-- START OF Records for the exercise --

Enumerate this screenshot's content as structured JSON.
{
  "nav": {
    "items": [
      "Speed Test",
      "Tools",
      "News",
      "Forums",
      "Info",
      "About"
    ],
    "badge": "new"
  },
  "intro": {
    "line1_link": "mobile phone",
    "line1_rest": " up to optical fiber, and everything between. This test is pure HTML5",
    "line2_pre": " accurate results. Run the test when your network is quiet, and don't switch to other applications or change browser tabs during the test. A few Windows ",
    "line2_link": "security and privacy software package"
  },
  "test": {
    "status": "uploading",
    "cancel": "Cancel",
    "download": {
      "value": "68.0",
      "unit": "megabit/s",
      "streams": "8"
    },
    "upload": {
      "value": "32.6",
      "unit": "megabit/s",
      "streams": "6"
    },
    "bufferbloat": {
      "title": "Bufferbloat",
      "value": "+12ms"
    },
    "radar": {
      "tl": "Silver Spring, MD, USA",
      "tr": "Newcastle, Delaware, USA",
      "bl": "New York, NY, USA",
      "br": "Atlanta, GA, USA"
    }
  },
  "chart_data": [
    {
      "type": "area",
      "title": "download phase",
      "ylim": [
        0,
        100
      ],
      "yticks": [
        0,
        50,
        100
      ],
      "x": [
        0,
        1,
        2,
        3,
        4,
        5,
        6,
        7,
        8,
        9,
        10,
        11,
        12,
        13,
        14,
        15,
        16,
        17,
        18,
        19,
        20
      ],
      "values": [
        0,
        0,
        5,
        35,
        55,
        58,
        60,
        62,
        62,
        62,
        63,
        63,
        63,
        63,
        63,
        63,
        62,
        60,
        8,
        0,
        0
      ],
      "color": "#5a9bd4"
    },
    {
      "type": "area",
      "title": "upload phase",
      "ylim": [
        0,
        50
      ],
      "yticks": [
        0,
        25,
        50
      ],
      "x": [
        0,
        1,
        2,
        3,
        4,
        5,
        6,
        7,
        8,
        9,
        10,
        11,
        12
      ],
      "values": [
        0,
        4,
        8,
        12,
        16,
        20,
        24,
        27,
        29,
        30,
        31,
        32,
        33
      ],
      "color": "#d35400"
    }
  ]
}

-- END OF Records for the exercise --

▶ **Problem to work on**
Extract the entries above verbatim.

▶ **Reply**
Enumerate this screenshot's content as structured JSON.
{
  "nav": {
    "items": [
      "Speed Test",
      "Tools",
      "News",
      "Forums",
      "Info",
      "About"
    ],
    "badge": "new"
  },
  "intro": {
    "line1_link": "mobile phone",
    "line1_rest": " up to optical fiber, and everything between. This test is pure HTML5",
    "line2_pre": " accurate results. Run the test when your network is quiet, and don't switch to other applications or change browser tabs during the test. A few Windows ",
    "line2_link": "security and privacy software package"
  },
  "test": {
    "status": "uploading",
    "cancel": "Cancel",
    "download": {
      "value": "68.0",
      "unit": "megabit/s",
      "streams": "8"
    },
    "upload": {
      "value": "32.6",
      "unit": "megabit/s",
      "streams": "6"
    },
    "bufferbloat": {
      "title": "Bufferbloat",
      "value": "+12ms"
    },
    "radar": {
      "tl": "Silver Spring, MD, USA",
      "tr": "Newcastle, Delaware, USA",
      "bl": "New York, NY, USA",
      "br": "Atlanta, GA, USA"
    }
  },
  "chart_data": [
    {
      "type": "area",
      "title": "download phase",
      "ylim": [
        0,
        100
      ],
      "yticks": [
        0,
        50,
        100
      ],
      "x": [
        0,
        1,
        2,
        3,
        4,
        5,
        6,
        7,
        8,
        9,
        10,
        11,
        12,
        13,
        14,
        15,
        16,
        17,
        18,
        19,
        20
      ],
      "values": [
        0,
        0,
        5,
        35,
        55,
        58,
        60,
        62,
        62,
        62,
        63,
        63,
        63,
        63,
        63,
        63,
        62,
        60,
        8,
        0,
        0
      ],
      "color": "#5a9bd4"
    },
    {
      "type": "area",
      "title": "upload phase",
      "ylim": [
        0,
        50
      ],
      "yticks": [
        0,
        25,
        50
      ],
      "x": [
        0,
        1,
        2,
        3,
        4,
        5,
        6,
        7,
        8,
        9,
        10,
        11,
        12
      ],
      "values": [
        0,
        4,
        8,
        12,
        16,
        20,
        24,
        27,
        29,
        30,
        31,
        32,
        33
      ],
      "color": "#d35400"
    }
  ]
}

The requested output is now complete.